WHAT NEEDS TO BE DONE |
Please repeat all of the lines that follow, exactly as written.

DATASET EXTRACT |
• • • • •
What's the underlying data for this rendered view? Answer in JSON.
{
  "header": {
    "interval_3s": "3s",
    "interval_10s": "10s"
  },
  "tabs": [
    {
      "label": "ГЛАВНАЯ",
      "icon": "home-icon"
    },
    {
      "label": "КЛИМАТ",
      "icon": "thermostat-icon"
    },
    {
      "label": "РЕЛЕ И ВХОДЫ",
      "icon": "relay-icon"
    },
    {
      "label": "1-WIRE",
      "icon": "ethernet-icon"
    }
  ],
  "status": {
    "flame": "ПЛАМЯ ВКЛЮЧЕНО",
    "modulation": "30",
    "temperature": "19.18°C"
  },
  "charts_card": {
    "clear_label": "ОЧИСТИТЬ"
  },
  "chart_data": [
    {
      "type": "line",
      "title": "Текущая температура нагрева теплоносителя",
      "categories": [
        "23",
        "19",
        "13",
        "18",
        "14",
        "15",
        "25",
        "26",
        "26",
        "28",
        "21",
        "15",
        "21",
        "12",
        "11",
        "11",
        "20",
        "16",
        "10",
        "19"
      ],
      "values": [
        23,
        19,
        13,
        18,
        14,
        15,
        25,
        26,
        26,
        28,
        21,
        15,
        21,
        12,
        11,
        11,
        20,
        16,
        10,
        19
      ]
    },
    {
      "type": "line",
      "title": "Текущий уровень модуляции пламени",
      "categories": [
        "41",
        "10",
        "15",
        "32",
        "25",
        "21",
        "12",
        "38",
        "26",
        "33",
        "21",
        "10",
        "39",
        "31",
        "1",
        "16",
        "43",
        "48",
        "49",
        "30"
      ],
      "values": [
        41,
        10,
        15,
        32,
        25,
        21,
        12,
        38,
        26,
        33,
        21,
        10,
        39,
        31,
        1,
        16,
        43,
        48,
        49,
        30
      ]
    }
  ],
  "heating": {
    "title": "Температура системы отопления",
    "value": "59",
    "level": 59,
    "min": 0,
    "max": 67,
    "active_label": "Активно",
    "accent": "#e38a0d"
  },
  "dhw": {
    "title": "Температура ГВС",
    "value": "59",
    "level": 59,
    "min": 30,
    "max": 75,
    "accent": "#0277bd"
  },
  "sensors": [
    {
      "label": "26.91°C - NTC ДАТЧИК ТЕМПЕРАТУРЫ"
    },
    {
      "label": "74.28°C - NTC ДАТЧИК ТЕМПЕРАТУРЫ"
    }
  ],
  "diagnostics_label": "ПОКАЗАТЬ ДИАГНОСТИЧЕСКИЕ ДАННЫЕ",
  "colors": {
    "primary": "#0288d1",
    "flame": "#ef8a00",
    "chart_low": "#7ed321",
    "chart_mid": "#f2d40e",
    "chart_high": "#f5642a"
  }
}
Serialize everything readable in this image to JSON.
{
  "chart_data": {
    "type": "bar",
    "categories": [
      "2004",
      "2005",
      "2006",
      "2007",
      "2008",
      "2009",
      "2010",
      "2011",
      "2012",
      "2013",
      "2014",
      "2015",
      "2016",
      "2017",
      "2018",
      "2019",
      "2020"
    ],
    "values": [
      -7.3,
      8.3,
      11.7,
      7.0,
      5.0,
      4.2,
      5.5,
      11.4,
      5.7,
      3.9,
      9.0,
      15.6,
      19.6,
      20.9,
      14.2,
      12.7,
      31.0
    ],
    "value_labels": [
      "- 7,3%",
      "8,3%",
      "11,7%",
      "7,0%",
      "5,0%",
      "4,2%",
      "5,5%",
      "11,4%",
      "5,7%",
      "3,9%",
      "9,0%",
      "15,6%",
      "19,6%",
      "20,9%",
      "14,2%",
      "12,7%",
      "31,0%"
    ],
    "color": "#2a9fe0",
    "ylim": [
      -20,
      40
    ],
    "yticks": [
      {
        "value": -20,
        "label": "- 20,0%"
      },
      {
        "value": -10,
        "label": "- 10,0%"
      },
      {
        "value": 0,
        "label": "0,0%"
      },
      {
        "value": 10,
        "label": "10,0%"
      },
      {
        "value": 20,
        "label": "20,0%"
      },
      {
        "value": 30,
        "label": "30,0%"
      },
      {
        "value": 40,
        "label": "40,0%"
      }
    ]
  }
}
• • • • •
WORKED SOLUTION |
What's the underlying data for this rendered view? Answer in JSON.
{
  "header": {
    "interval_3s": "3s",
    "interval_10s": "10s"
  },
  "tabs": [
    {
      "label": "ГЛАВНАЯ",
      "icon": "home-icon"
    },
    {
      "label": "КЛИМАТ",
      "icon": "thermostat-icon"
    },
    {
      "label": "РЕЛЕ И ВХОДЫ",
      "icon": "relay-icon"
    },
    {
      "label": "1-WIRE",
      "icon": "ethernet-icon"
    }
  ],
  "status": {
    "flame": "ПЛАМЯ ВКЛЮЧЕНО",
    "modulation": "30",
    "temperature": "19.18°C"
  },
  "charts_card": {
    "clear_label": "ОЧИСТИТЬ"
  },
  "chart_data": [
    {
      "type": "line",
      "title": "Текущая температура нагрева теплоносителя",
      "categories": [
        "23",
        "19",
        "13",
        "18",
        "14",
        "15",
        "25",
        "26",
        "26",
        "28",
        "21",
        "15",
        "21",
        "12",
        "11",
        "11",
        "20",
        "16",
        "10",
        "19"
      ],
      "values": [
        23,
        19,
        13,
        18,
        14,
        15,
        25,
        26,
        26,
        28,
        21,
        15,
        21,
        12,
        11,
        11,
        20,
        16,
        10,
        19
      ]
    },
    {
      "type": "line",
      "title": "Текущий уровень модуляции пламени",
      "categories": [
        "41",
        "10",
        "15",
        "32",
        "25",
        "21",
        "12",
        "38",
        "26",
        "33",
        "21",
        "10",
        "39",
        "31",
        "1",
        "16",
        "43",
        "48",
        "49",
        "30"
      ],
      "values": [
        41,
        10,
        15,
        32,
        25,
        21,
        12,
        38,
        26,
        33,
        21,
        10,
        39,
        31,
        1,
        16,
        43,
        48,
        49,
        30
      ]
    }
  ],
  "heating": {
    "title": "Температура системы отопления",
    "value": "59",
    "level": 59,
    "min": 0,
    "max": 67,
    "active_label": "Активно",
    "accent": "#e38a0d"
  },
  "dhw": {
    "title": "Температура ГВС",
    "value": "59",
    "level": 59,
    "min": 30,
    "max": 75,
    "accent": "#0277bd"
  },
  "sensors": [
    {
      "label": "26.91°C - NTC ДАТЧИК ТЕМПЕРАТУРЫ"
    },
    {
      "label": "74.28°C - NTC ДАТЧИК ТЕМПЕРАТУРЫ"
    }
  ],
  "diagnostics_label": "ПОКАЗАТЬ ДИАГНОСТИЧЕСКИЕ ДАННЫЕ",
  "colors": {
    "primary": "#0288d1",
    "flame": "#ef8a00",
    "chart_low": "#7ed321",
    "chart_mid": "#f2d40e",
    "chart_high": "#f5642a"
  }
}
Serialize everything readable in this image to JSON.
{
  "chart_data": {
    "type": "bar",
    "categories": [
      "2004",
      "2005",
      "2006",
      "2007",
      "2008",
      "2009",
      "2010",
      "2011",
      "2012",
      "2013",
      "2014",
      "2015",
      "2016",
      "2017",
      "2018",
      "2019",
      "2020"
    ],
    "values": [
      -7.3,
      8.3,
      11.7,
      7.0,
      5.0,
      4.2,
      5.5,
      11.4,
      5.7,
      3.9,
      9.0,
      15.6,
      19.6,
      20.9,
      14.2,
      12.7,
      31.0
    ],
    "value_labels": [
      "- 7,3%",
      "8,3%",
      "11,7%",
      "7,0%",
      "5,0%",
      "4,2%",
      "5,5%",
      "11,4%",
      "5,7%",
      "3,9%",
      "9,0%",
      "15,6%",
      "19,6%",
      "20,9%",
      "14,2%",
      "12,7%",
      "31,0%"
    ],
    "color": "#2a9fe0",
    "ylim": [
      -20,
      40
    ],
    "yticks": [
      {
        "value": -20,
        "label": "- 20,0%"
      },
      {
        "value": -10,
        "label": "- 10,0%"
      },
      {
        "value": 0,
        "label": "0,0%"
      },
      {
        "value": 10,
        "label": "10,0%"
      },
      {
        "value": 20,
        "label": "20,0%"
      },
      {
        "value": 30,
        "label": "30,0%"
      },
      {
        "value": 40,
        "label": "40,0%"
      }
    ]
  }
}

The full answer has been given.